[Dataset entries on figures]
+--
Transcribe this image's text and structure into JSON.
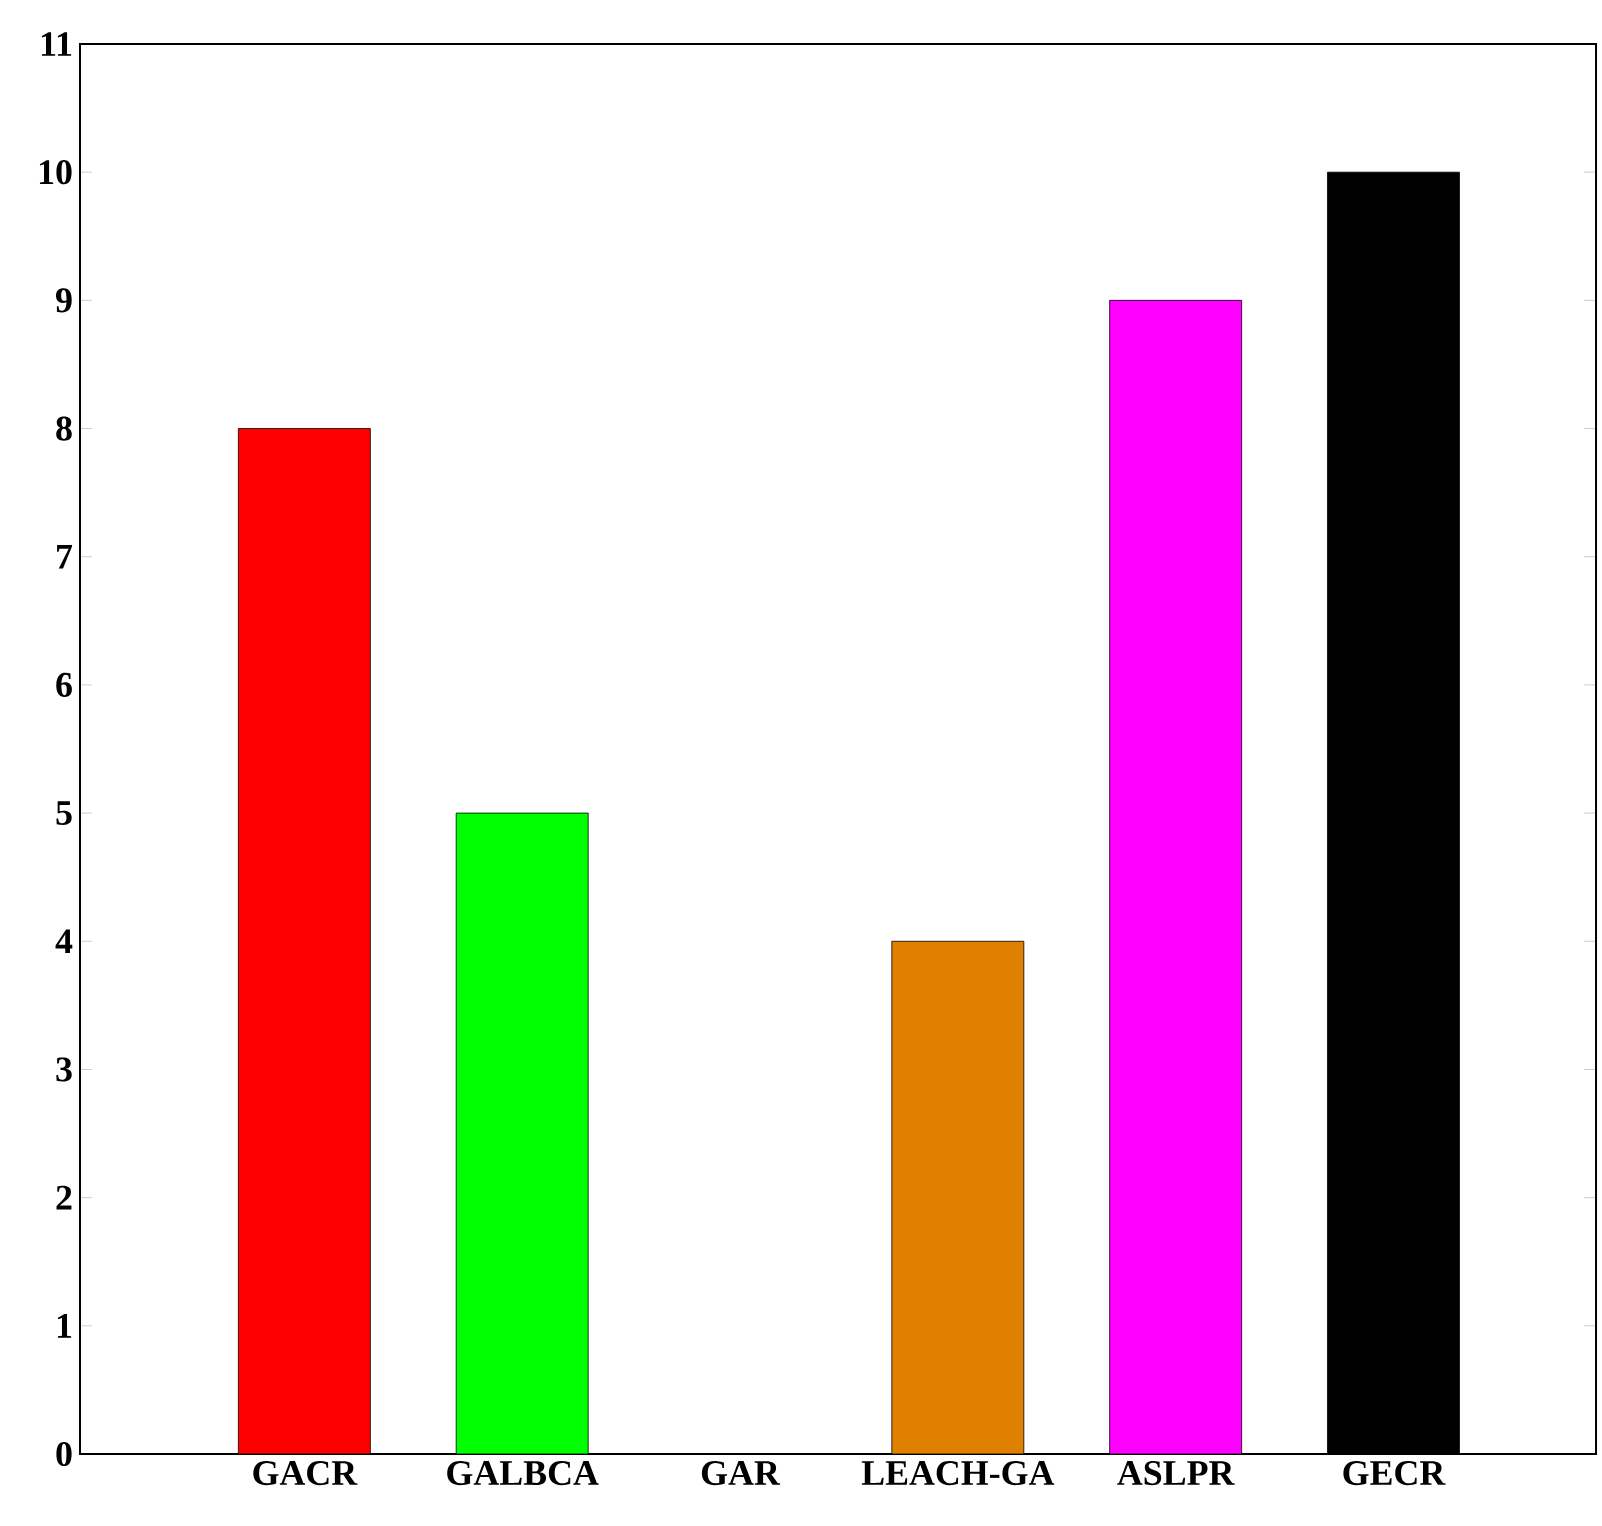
{
  "chart_data": {
    "type": "bar",
    "categories": [
      "GACR",
      "GALBCA",
      "GAR",
      "LEACH-GA",
      "ASLPR",
      "GECR"
    ],
    "values": [
      8,
      5,
      0,
      4,
      9,
      10
    ],
    "colors": [
      "#ff0000",
      "#00ff00",
      "#0000ff",
      "#e08000",
      "#ff00ff",
      "#000000"
    ],
    "ylim": [
      0,
      11
    ],
    "yticks": [
      0,
      1,
      2,
      3,
      4,
      5,
      6,
      7,
      8,
      9,
      10,
      11
    ]
  }
}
+--
What to produce »
Give back the whole listing as it stands, minus its pictures.

Response to the task »
Transcribe this image's text and structure into JSON.
{
  "chart_data": {
    "type": "bar",
    "categories": [
      "GACR",
      "GALBCA",
      "GAR",
      "LEACH-GA",
      "ASLPR",
      "GECR"
    ],
    "values": [
      8,
      5,
      0,
      4,
      9,
      10
    ],
    "colors": [
      "#ff0000",
      "#00ff00",
      "#0000ff",
      "#e08000",
      "#ff00ff",
      "#000000"
    ],
    "ylim": [
      0,
      11
    ],
    "yticks": [
      0,
      1,
      2,
      3,
      4,
      5,
      6,
      7,
      8,
      9,
      10,
      11
    ]
  }
}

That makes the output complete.